#### Data supplied ####

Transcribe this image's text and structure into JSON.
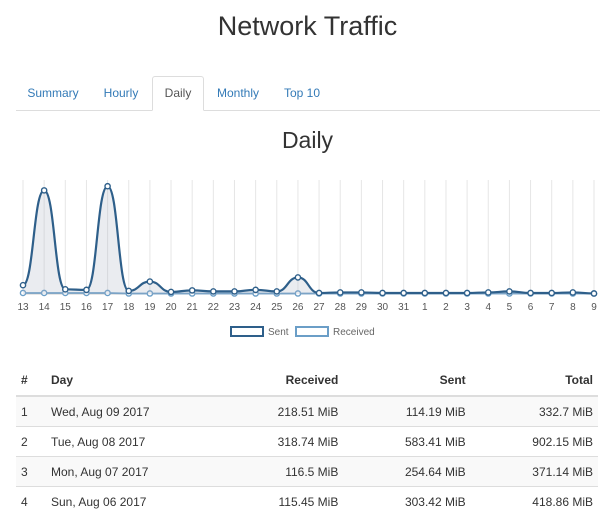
{
  "page": {
    "title": "Network Traffic"
  },
  "tabs": [
    {
      "label": "Summary",
      "active": false
    },
    {
      "label": "Hourly",
      "active": false
    },
    {
      "label": "Daily",
      "active": true
    },
    {
      "label": "Monthly",
      "active": false
    },
    {
      "label": "Top 10",
      "active": false
    }
  ],
  "section_title": "Daily",
  "chart_data": {
    "type": "line",
    "title": "",
    "x": [
      "13",
      "14",
      "15",
      "16",
      "17",
      "18",
      "19",
      "20",
      "21",
      "22",
      "23",
      "24",
      "25",
      "26",
      "27",
      "28",
      "29",
      "30",
      "31",
      "1",
      "2",
      "3",
      "4",
      "5",
      "6",
      "7",
      "8",
      "9"
    ],
    "series": [
      {
        "name": "Sent",
        "color": "#2e5f8a",
        "values": [
          85,
          1000,
          45,
          40,
          1040,
          30,
          120,
          20,
          35,
          25,
          25,
          40,
          25,
          160,
          10,
          15,
          15,
          10,
          10,
          10,
          10,
          10,
          15,
          25,
          10,
          10,
          15,
          5
        ]
      },
      {
        "name": "Received",
        "color": "#6b9ec7",
        "values": [
          10,
          10,
          10,
          10,
          10,
          5,
          5,
          5,
          5,
          5,
          5,
          5,
          5,
          5,
          5,
          5,
          5,
          5,
          5,
          5,
          5,
          5,
          5,
          5,
          5,
          5,
          5,
          5
        ]
      }
    ],
    "grid": true,
    "legend": "bottom-center"
  },
  "table": {
    "headers": {
      "num": "#",
      "day": "Day",
      "received": "Received",
      "sent": "Sent",
      "total": "Total"
    },
    "rows": [
      {
        "num": "1",
        "day": "Wed, Aug 09 2017",
        "received": "218.51 MiB",
        "sent": "114.19 MiB",
        "total": "332.7 MiB"
      },
      {
        "num": "2",
        "day": "Tue, Aug 08 2017",
        "received": "318.74 MiB",
        "sent": "583.41 MiB",
        "total": "902.15 MiB"
      },
      {
        "num": "3",
        "day": "Mon, Aug 07 2017",
        "received": "116.5 MiB",
        "sent": "254.64 MiB",
        "total": "371.14 MiB"
      },
      {
        "num": "4",
        "day": "Sun, Aug 06 2017",
        "received": "115.45 MiB",
        "sent": "303.42 MiB",
        "total": "418.86 MiB"
      }
    ]
  }
}
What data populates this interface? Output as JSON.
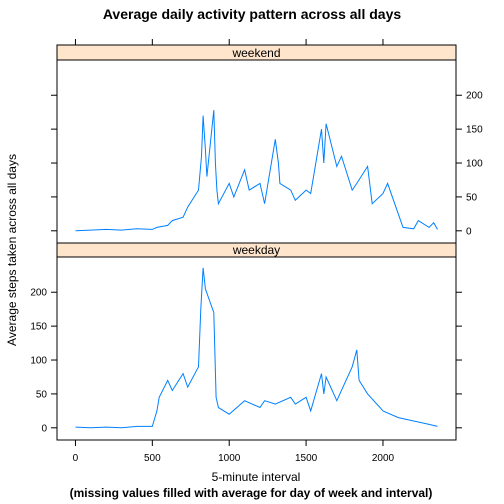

####

Copy every line above in which the string "label" shows up.

      "label": "Summary",
      "label": "Hourly",
      "label": "Daily",
      "label": "Monthly",
      "label": "Top 10",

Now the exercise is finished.